> GOAL: Identify all lines in the listing that include the word "mantissa", and copy them out.

> DATASET ENTRIES:
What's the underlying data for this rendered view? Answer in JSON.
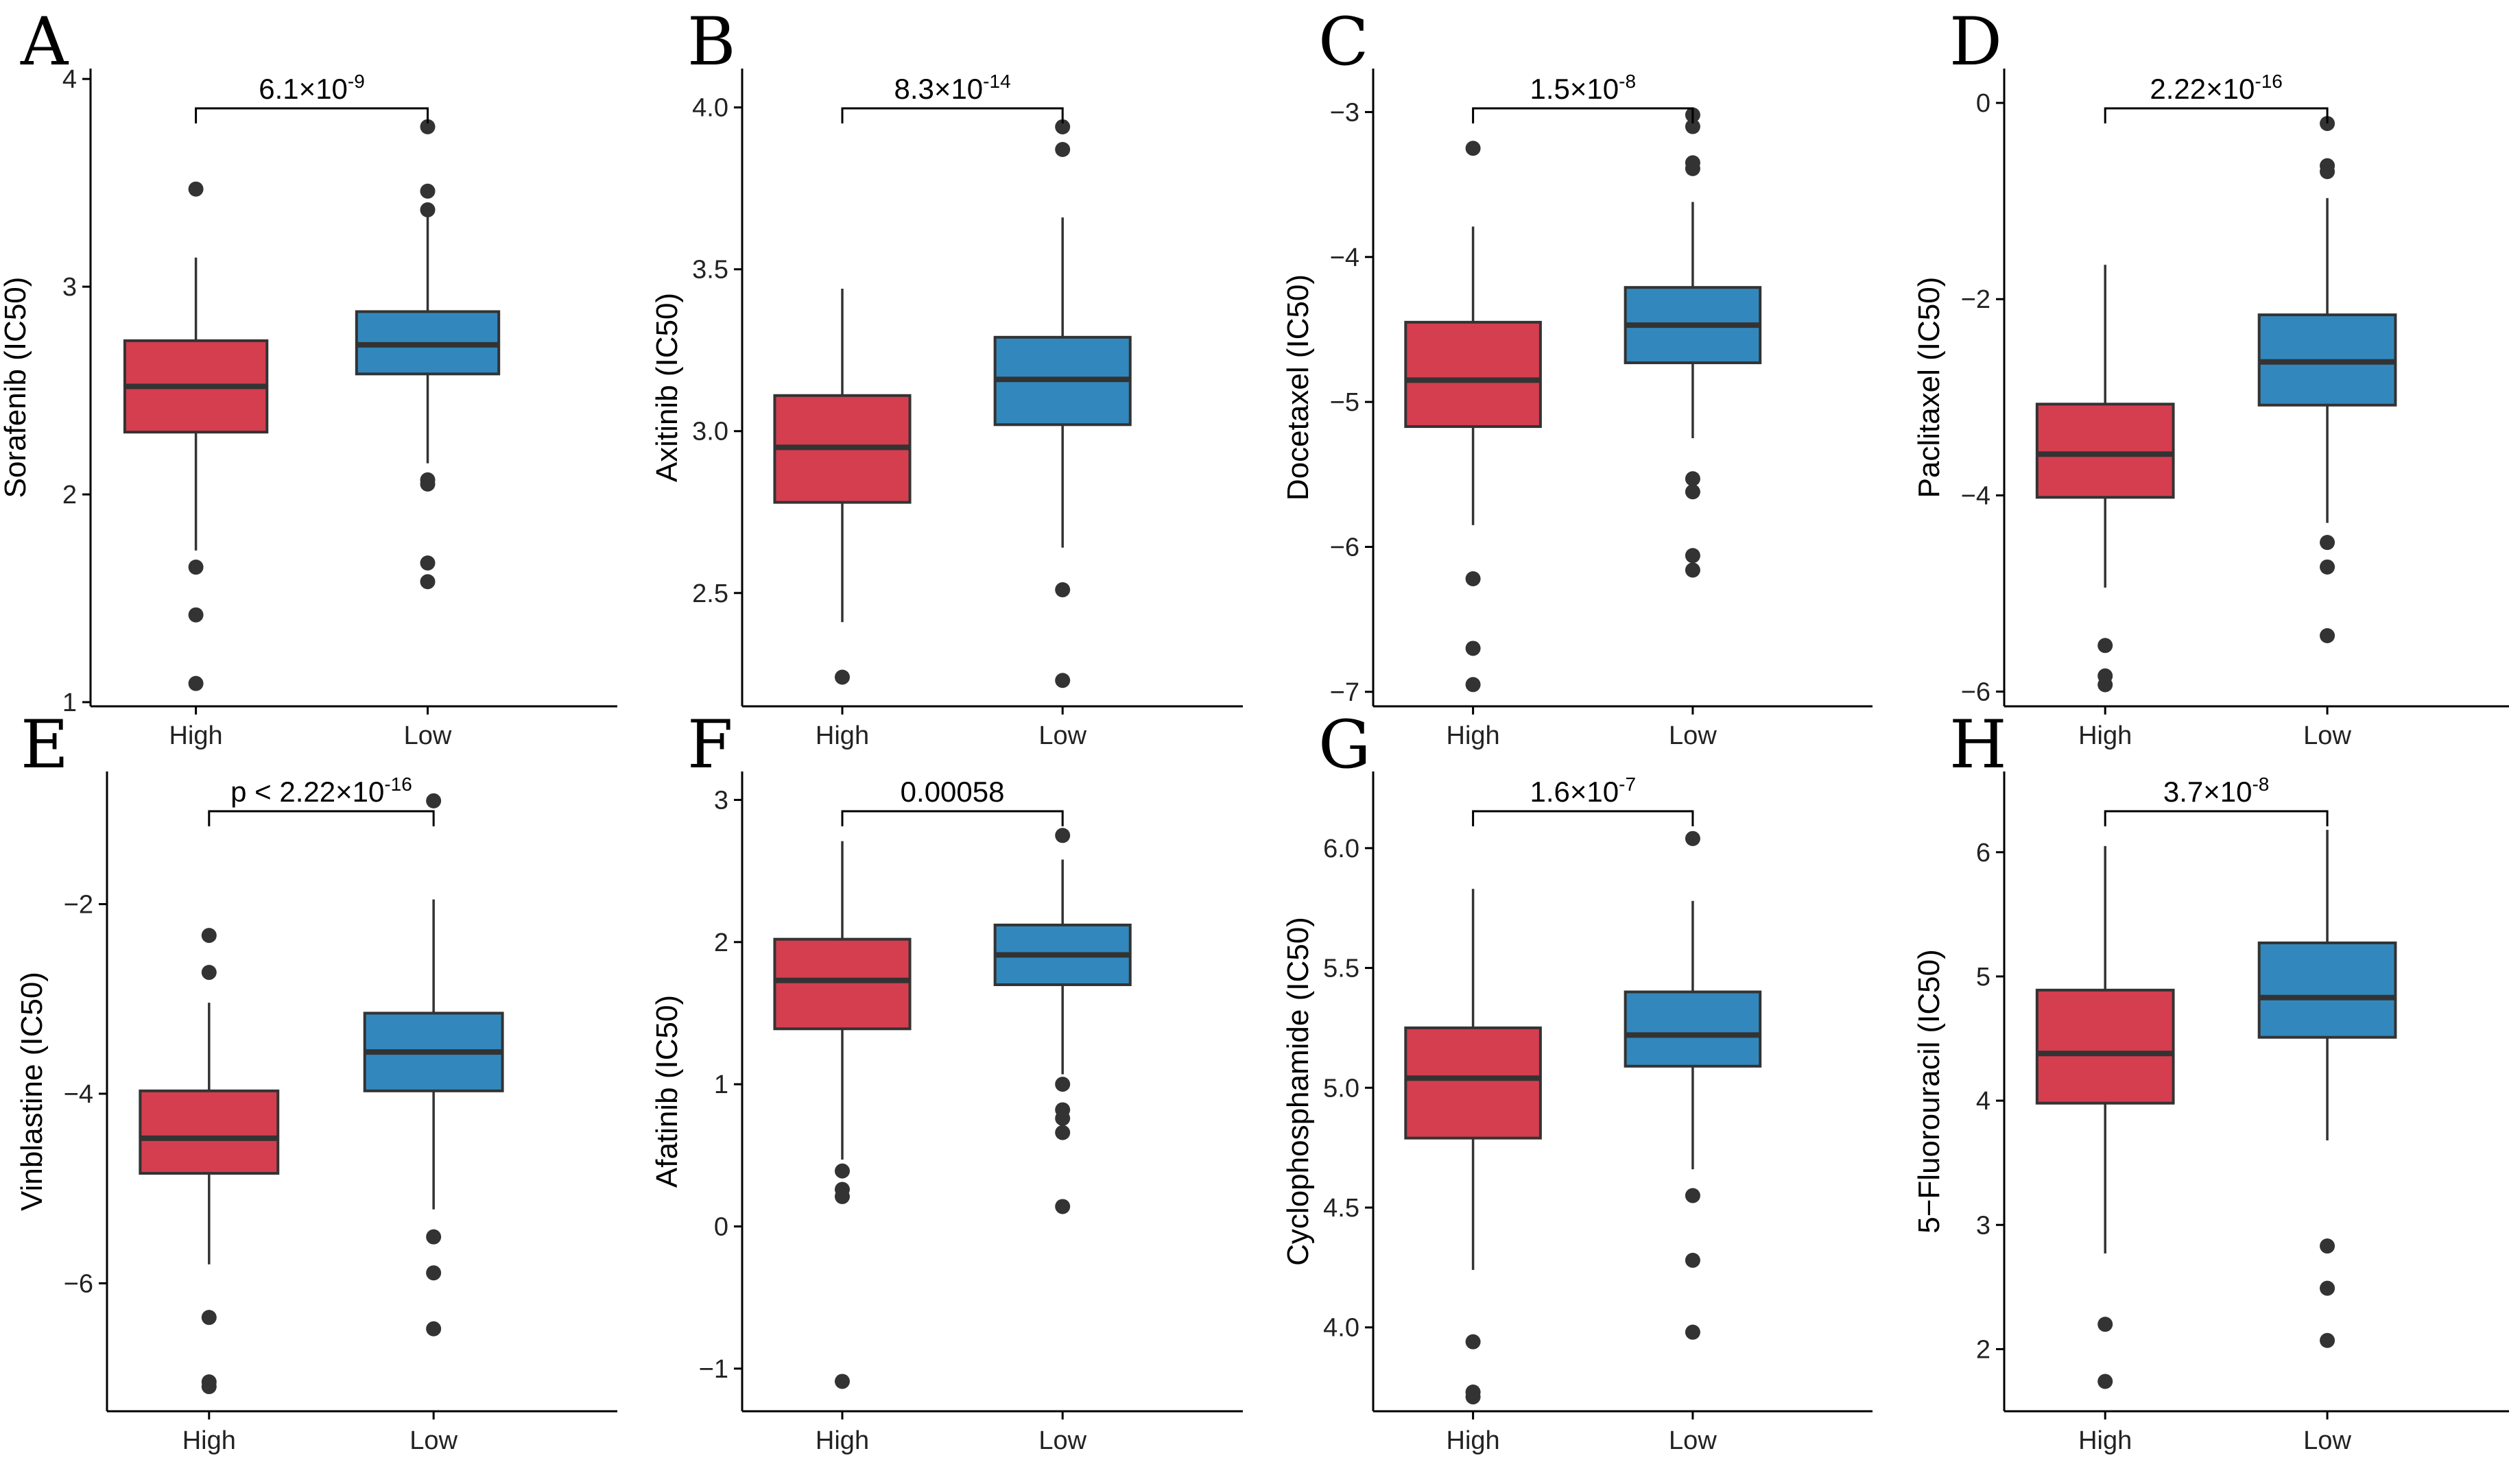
{
  "colors": {
    "high": "#d53e4f",
    "low": "#3288bd",
    "stroke": "#333333"
  },
  "chart_data": [
    {
      "type": "boxplot",
      "panel": "A",
      "ylabel": "Sorafenib (IC50)",
      "categories": [
        "High",
        "Low"
      ],
      "ylim": [
        0.98,
        4.05
      ],
      "yticks": [
        1,
        2,
        3,
        4
      ],
      "pvalue": {
        "prefix": "",
        "mantissa": "6.1×10",
        "exponent": "-9"
      },
      "boxes": [
        {
          "group": "High",
          "q1": 2.3,
          "median": 2.52,
          "q3": 2.74,
          "whisker_low": 1.73,
          "whisker_high": 3.14,
          "outliers": [
            3.47,
            1.65,
            1.42,
            1.09
          ]
        },
        {
          "group": "Low",
          "q1": 2.58,
          "median": 2.72,
          "q3": 2.88,
          "whisker_low": 2.15,
          "whisker_high": 3.37,
          "outliers": [
            3.77,
            3.46,
            3.37,
            2.07,
            2.05,
            1.67,
            1.58
          ]
        }
      ]
    },
    {
      "type": "boxplot",
      "panel": "B",
      "ylabel": "Axitinib (IC50)",
      "categories": [
        "High",
        "Low"
      ],
      "ylim": [
        2.15,
        4.12
      ],
      "yticks": [
        2.5,
        3.0,
        3.5,
        4.0
      ],
      "ytick_labels": [
        "2.5",
        "3.0",
        "3.5",
        "4.0"
      ],
      "pvalue": {
        "prefix": "",
        "mantissa": "8.3×10",
        "exponent": "-14"
      },
      "boxes": [
        {
          "group": "High",
          "q1": 2.78,
          "median": 2.95,
          "q3": 3.11,
          "whisker_low": 2.41,
          "whisker_high": 3.44,
          "outliers": [
            2.24
          ]
        },
        {
          "group": "Low",
          "q1": 3.02,
          "median": 3.16,
          "q3": 3.29,
          "whisker_low": 2.64,
          "whisker_high": 3.66,
          "outliers": [
            3.94,
            3.87,
            2.51,
            2.23
          ]
        }
      ]
    },
    {
      "type": "boxplot",
      "panel": "C",
      "ylabel": "Docetaxel (IC50)",
      "categories": [
        "High",
        "Low"
      ],
      "ylim": [
        -7.1,
        -2.7
      ],
      "yticks": [
        -7,
        -6,
        -5,
        -4,
        -3
      ],
      "ytick_labels": [
        "−7",
        "−6",
        "−5",
        "−4",
        "−3"
      ],
      "pvalue": {
        "prefix": "",
        "mantissa": "1.5×10",
        "exponent": "-8"
      },
      "boxes": [
        {
          "group": "High",
          "q1": -5.17,
          "median": -4.85,
          "q3": -4.45,
          "whisker_low": -5.85,
          "whisker_high": -3.79,
          "outliers": [
            -3.25,
            -6.22,
            -6.7,
            -6.95
          ]
        },
        {
          "group": "Low",
          "q1": -4.73,
          "median": -4.47,
          "q3": -4.21,
          "whisker_low": -5.25,
          "whisker_high": -3.62,
          "outliers": [
            -3.02,
            -3.1,
            -3.35,
            -3.39,
            -5.53,
            -5.62,
            -6.06,
            -6.16
          ]
        }
      ]
    },
    {
      "type": "boxplot",
      "panel": "D",
      "ylabel": "Paclitaxel (IC50)",
      "categories": [
        "High",
        "Low"
      ],
      "ylim": [
        -6.15,
        0.35
      ],
      "yticks": [
        -6,
        -4,
        -2,
        0
      ],
      "ytick_labels": [
        "−6",
        "−4",
        "−2",
        "0"
      ],
      "pvalue": {
        "prefix": "",
        "mantissa": "2.22×10",
        "exponent": "-16"
      },
      "boxes": [
        {
          "group": "High",
          "q1": -4.02,
          "median": -3.58,
          "q3": -3.07,
          "whisker_low": -4.94,
          "whisker_high": -1.65,
          "outliers": [
            -5.53,
            -5.84,
            -5.93
          ]
        },
        {
          "group": "Low",
          "q1": -3.08,
          "median": -2.64,
          "q3": -2.16,
          "whisker_low": -4.28,
          "whisker_high": -0.97,
          "outliers": [
            -0.21,
            -0.64,
            -0.7,
            -4.48,
            -4.73,
            -5.43
          ]
        }
      ]
    },
    {
      "type": "boxplot",
      "panel": "E",
      "ylabel": "Vinblastine (IC50)",
      "categories": [
        "High",
        "Low"
      ],
      "ylim": [
        -7.35,
        -0.6
      ],
      "yticks": [
        -6,
        -4,
        -2
      ],
      "ytick_labels": [
        "−6",
        "−4",
        "−2"
      ],
      "pvalue": {
        "prefix": "p < ",
        "mantissa": "2.22×10",
        "exponent": "-16"
      },
      "boxes": [
        {
          "group": "High",
          "q1": -4.84,
          "median": -4.47,
          "q3": -3.97,
          "whisker_low": -5.8,
          "whisker_high": -3.04,
          "outliers": [
            -2.33,
            -2.72,
            -6.36,
            -7.04,
            -7.09
          ]
        },
        {
          "group": "Low",
          "q1": -3.97,
          "median": -3.56,
          "q3": -3.15,
          "whisker_low": -5.22,
          "whisker_high": -1.95,
          "outliers": [
            -0.91,
            -5.51,
            -5.89,
            -6.48
          ]
        }
      ]
    },
    {
      "type": "boxplot",
      "panel": "F",
      "ylabel": "Afatinib (IC50)",
      "categories": [
        "High",
        "Low"
      ],
      "ylim": [
        -1.3,
        3.2
      ],
      "yticks": [
        -1,
        0,
        1,
        2,
        3
      ],
      "ytick_labels": [
        "−1",
        "0",
        "1",
        "2",
        "3"
      ],
      "pvalue": {
        "prefix": "",
        "mantissa": "0.00058",
        "exponent": ""
      },
      "boxes": [
        {
          "group": "High",
          "q1": 1.39,
          "median": 1.73,
          "q3": 2.02,
          "whisker_low": 0.47,
          "whisker_high": 2.71,
          "outliers": [
            0.39,
            0.26,
            0.21,
            -1.09
          ]
        },
        {
          "group": "Low",
          "q1": 1.7,
          "median": 1.91,
          "q3": 2.12,
          "whisker_low": 1.07,
          "whisker_high": 2.58,
          "outliers": [
            2.75,
            1.0,
            0.82,
            0.76,
            0.66,
            0.14
          ]
        }
      ]
    },
    {
      "type": "boxplot",
      "panel": "G",
      "ylabel": "Cyclophosphamide (IC50)",
      "categories": [
        "High",
        "Low"
      ],
      "ylim": [
        3.65,
        6.32
      ],
      "yticks": [
        4.0,
        4.5,
        5.0,
        5.5,
        6.0
      ],
      "ytick_labels": [
        "4.0",
        "4.5",
        "5.0",
        "5.5",
        "6.0"
      ],
      "pvalue": {
        "prefix": "",
        "mantissa": "1.6×10",
        "exponent": "-7"
      },
      "boxes": [
        {
          "group": "High",
          "q1": 4.79,
          "median": 5.04,
          "q3": 5.25,
          "whisker_low": 4.24,
          "whisker_high": 5.83,
          "outliers": [
            3.94,
            3.73,
            3.71
          ]
        },
        {
          "group": "Low",
          "q1": 5.09,
          "median": 5.22,
          "q3": 5.4,
          "whisker_low": 4.66,
          "whisker_high": 5.78,
          "outliers": [
            6.04,
            4.55,
            4.28,
            3.98
          ]
        }
      ]
    },
    {
      "type": "boxplot",
      "panel": "H",
      "ylabel": "5−Fluorouracil (IC50)",
      "categories": [
        "High",
        "Low"
      ],
      "ylim": [
        1.5,
        6.65
      ],
      "yticks": [
        2,
        3,
        4,
        5,
        6
      ],
      "ytick_labels": [
        "2",
        "3",
        "4",
        "5",
        "6"
      ],
      "pvalue": {
        "prefix": "",
        "mantissa": "3.7×10",
        "exponent": "-8"
      },
      "boxes": [
        {
          "group": "High",
          "q1": 3.98,
          "median": 4.38,
          "q3": 4.89,
          "whisker_low": 2.77,
          "whisker_high": 6.05,
          "outliers": [
            2.2,
            1.74
          ]
        },
        {
          "group": "Low",
          "q1": 4.51,
          "median": 4.83,
          "q3": 5.27,
          "whisker_low": 3.68,
          "whisker_high": 6.18,
          "outliers": [
            2.83,
            2.49,
            2.07
          ]
        }
      ]
    }
  ]
}
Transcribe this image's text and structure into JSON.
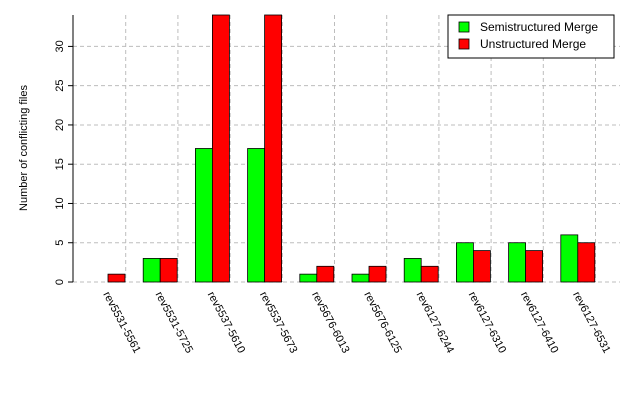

> SOLUTION FOR THIS TASK:
        "mantissa": "6.1×10",
        "mantissa": "8.3×10",
        "mantissa": "1.5×10",
        "mantissa": "2.22×10",
        "mantissa": "2.22×10",
        "mantissa": "0.00058",
        "mantissa": "1.6×10",
        "mantissa": "3.7×10",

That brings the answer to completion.